TASK MATERIAL:
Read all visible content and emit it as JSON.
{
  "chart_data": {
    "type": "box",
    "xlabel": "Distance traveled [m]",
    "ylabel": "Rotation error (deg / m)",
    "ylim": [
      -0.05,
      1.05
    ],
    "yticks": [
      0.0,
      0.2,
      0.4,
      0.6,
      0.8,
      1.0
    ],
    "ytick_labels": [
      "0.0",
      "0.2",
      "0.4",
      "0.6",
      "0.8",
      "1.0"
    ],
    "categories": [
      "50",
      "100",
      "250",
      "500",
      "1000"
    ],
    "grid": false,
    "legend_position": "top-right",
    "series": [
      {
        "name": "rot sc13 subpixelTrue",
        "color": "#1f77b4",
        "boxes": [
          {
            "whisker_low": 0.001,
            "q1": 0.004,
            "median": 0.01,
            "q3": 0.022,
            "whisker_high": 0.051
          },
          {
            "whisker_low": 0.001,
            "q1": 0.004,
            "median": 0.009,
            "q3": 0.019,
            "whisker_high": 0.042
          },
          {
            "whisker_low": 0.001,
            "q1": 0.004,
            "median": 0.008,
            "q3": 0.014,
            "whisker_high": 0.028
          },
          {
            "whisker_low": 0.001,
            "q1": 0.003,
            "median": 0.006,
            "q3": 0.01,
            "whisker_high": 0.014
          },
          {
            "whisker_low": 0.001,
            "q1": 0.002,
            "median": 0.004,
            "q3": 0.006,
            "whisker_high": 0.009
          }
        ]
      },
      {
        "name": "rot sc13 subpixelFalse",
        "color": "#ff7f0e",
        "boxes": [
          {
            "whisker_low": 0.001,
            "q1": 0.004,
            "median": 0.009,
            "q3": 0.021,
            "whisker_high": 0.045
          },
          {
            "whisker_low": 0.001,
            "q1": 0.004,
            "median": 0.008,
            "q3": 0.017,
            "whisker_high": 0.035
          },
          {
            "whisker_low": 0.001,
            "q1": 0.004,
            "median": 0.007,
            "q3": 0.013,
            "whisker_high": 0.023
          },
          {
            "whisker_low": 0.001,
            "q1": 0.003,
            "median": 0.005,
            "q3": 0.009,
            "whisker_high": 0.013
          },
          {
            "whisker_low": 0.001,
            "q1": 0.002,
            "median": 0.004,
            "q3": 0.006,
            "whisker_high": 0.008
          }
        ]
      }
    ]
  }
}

--

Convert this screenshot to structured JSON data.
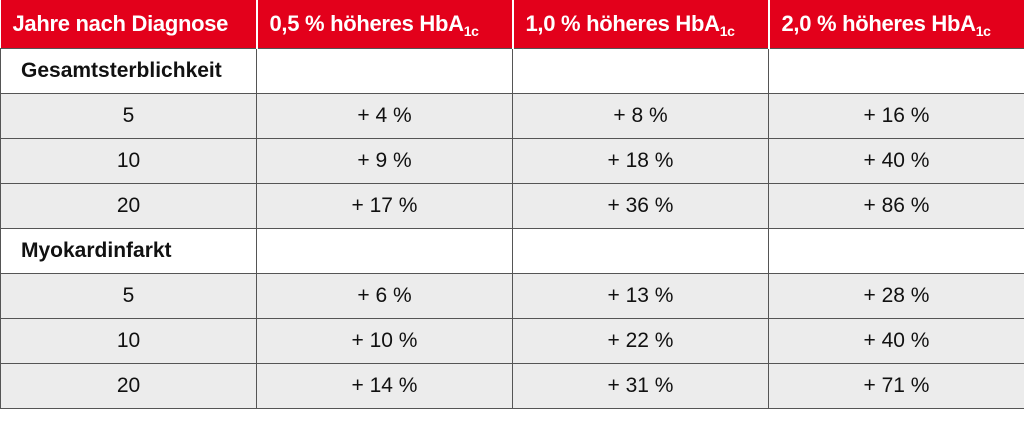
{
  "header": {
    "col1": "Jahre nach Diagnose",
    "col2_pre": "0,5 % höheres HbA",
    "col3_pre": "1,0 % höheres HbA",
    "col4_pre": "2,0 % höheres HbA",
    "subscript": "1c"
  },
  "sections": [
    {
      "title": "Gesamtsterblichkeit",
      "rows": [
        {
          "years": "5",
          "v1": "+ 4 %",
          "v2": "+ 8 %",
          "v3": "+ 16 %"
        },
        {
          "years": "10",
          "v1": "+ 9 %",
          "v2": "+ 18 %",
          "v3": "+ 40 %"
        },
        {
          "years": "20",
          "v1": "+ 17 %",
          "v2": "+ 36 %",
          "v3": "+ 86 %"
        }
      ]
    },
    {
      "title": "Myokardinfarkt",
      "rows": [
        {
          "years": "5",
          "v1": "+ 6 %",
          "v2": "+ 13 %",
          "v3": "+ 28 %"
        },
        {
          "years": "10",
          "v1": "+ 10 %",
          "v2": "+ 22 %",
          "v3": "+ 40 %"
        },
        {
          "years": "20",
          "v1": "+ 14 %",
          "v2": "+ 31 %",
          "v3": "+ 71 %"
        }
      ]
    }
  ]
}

EXERCISE DETAILS: Give the number of lines in the records above that contain the word "höheres". Reply with that number alone.

RESPONSE BELOW: 3